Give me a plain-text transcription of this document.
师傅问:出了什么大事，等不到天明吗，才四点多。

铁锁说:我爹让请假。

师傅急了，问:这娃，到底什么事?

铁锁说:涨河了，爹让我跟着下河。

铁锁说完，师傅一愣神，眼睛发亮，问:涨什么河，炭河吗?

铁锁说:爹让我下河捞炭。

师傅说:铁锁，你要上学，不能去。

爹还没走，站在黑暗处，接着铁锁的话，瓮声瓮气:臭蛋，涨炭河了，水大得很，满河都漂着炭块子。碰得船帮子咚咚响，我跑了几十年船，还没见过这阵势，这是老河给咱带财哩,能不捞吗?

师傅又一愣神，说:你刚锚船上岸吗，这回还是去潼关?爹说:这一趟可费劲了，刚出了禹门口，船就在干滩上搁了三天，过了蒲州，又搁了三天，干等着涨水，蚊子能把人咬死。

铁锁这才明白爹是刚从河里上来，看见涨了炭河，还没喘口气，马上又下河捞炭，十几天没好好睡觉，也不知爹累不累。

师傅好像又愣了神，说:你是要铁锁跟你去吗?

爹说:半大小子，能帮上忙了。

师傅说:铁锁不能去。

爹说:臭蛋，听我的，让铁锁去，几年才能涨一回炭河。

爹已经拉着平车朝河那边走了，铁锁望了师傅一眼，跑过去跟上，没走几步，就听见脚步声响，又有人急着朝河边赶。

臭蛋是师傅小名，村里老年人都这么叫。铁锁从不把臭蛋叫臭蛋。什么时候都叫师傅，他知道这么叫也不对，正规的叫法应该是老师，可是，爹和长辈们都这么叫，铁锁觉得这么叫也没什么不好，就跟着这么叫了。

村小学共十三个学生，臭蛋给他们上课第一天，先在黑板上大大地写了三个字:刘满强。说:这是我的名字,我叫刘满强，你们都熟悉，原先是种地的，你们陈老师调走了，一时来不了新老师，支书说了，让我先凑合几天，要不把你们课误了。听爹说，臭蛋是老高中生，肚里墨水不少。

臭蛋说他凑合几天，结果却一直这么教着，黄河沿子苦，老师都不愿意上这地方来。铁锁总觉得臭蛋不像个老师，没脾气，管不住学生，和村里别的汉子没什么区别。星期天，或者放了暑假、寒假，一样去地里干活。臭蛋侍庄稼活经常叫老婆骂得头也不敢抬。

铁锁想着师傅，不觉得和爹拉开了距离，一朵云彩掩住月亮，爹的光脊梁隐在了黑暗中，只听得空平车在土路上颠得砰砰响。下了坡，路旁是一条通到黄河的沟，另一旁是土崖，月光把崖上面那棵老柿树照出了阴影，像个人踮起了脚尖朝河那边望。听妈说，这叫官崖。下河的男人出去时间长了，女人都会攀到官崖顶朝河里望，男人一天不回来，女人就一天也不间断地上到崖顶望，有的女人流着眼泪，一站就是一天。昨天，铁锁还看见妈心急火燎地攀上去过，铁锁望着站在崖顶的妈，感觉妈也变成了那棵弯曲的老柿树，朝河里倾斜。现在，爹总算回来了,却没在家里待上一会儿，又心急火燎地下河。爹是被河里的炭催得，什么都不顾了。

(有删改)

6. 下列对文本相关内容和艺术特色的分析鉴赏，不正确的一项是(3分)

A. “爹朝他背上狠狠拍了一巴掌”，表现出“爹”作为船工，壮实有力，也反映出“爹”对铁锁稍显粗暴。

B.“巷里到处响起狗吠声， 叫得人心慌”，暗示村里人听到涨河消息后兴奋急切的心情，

▶ _Directions_: Copy out all of the lines above exactly.

▶ _Answer_:
Give me a plain-text transcription of this document.
师傅问:出了什么大事，等不到天明吗，才四点多。

铁锁说:我爹让请假。

师傅急了，问:这娃，到底什么事?

铁锁说:涨河了，爹让我跟着下河。

铁锁说完，师傅一愣神，眼睛发亮，问:涨什么河，炭河吗?

铁锁说:爹让我下河捞炭。

师傅说:铁锁，你要上学，不能去。

爹还没走，站在黑暗处，接着铁锁的话，瓮声瓮气:臭蛋，涨炭河了，水大得很，满河都漂着炭块子。碰得船帮子咚咚响，我跑了几十年船，还没见过这阵势，这是老河给咱带财哩,能不捞吗?

师傅又一愣神，说:你刚锚船上岸吗，这回还是去潼关?爹说:这一趟可费劲了，刚出了禹门口，船就在干滩上搁了三天，过了蒲州，又搁了三天，干等着涨水，蚊子能把人咬死。

铁锁这才明白爹是刚从河里上来，看见涨了炭河，还没喘口气，马上又下河捞炭，十几天没好好睡觉，也不知爹累不累。

师傅好像又愣了神，说:你是要铁锁跟你去吗?

爹说:半大小子，能帮上忙了。

师傅说:铁锁不能去。

爹说:臭蛋，听我的，让铁锁去，几年才能涨一回炭河。

爹已经拉着平车朝河那边走了，铁锁望了师傅一眼，跑过去跟上，没走几步，就听见脚步声响，又有人急着朝河边赶。

臭蛋是师傅小名，村里老年人都这么叫。铁锁从不把臭蛋叫臭蛋。什么时候都叫师傅，他知道这么叫也不对，正规的叫法应该是老师，可是，爹和长辈们都这么叫，铁锁觉得这么叫也没什么不好，就跟着这么叫了。

村小学共十三个学生，臭蛋给他们上课第一天，先在黑板上大大地写了三个字:刘满强。说:这是我的名字,我叫刘满强，你们都熟悉，原先是种地的，你们陈老师调走了，一时来不了新老师，支书说了，让我先凑合几天，要不把你们课误了。听爹说，臭蛋是老高中生，肚里墨水不少。

臭蛋说他凑合几天，结果却一直这么教着，黄河沿子苦，老师都不愿意上这地方来。铁锁总觉得臭蛋不像个老师，没脾气，管不住学生，和村里别的汉子没什么区别。星期天，或者放了暑假、寒假，一样去地里干活。臭蛋侍庄稼活经常叫老婆骂得头也不敢抬。

铁锁想着师傅，不觉得和爹拉开了距离，一朵云彩掩住月亮，爹的光脊梁隐在了黑暗中，只听得空平车在土路上颠得砰砰响。下了坡，路旁是一条通到黄河的沟，另一旁是土崖，月光把崖上面那棵老柿树照出了阴影，像个人踮起了脚尖朝河那边望。听妈说，这叫官崖。下河的男人出去时间长了，女人都会攀到官崖顶朝河里望，男人一天不回来，女人就一天也不间断地上到崖顶望，有的女人流着眼泪，一站就是一天。昨天，铁锁还看见妈心急火燎地攀上去过，铁锁望着站在崖顶的妈，感觉妈也变成了那棵弯曲的老柿树，朝河里倾斜。现在，爹总算回来了,却没在家里待上一会儿，又心急火燎地下河。爹是被河里的炭催得，什么都不顾了。

(有删改)

6. 下列对文本相关内容和艺术特色的分析鉴赏，不正确的一项是(3分)

A. “爹朝他背上狠狠拍了一巴掌”，表现出“爹”作为船工，壮实有力，也反映出“爹”对铁锁稍显粗暴。

B.“巷里到处响起狗吠声， 叫得人心慌”，暗示村里人听到涨河消息后兴奋急切的心情，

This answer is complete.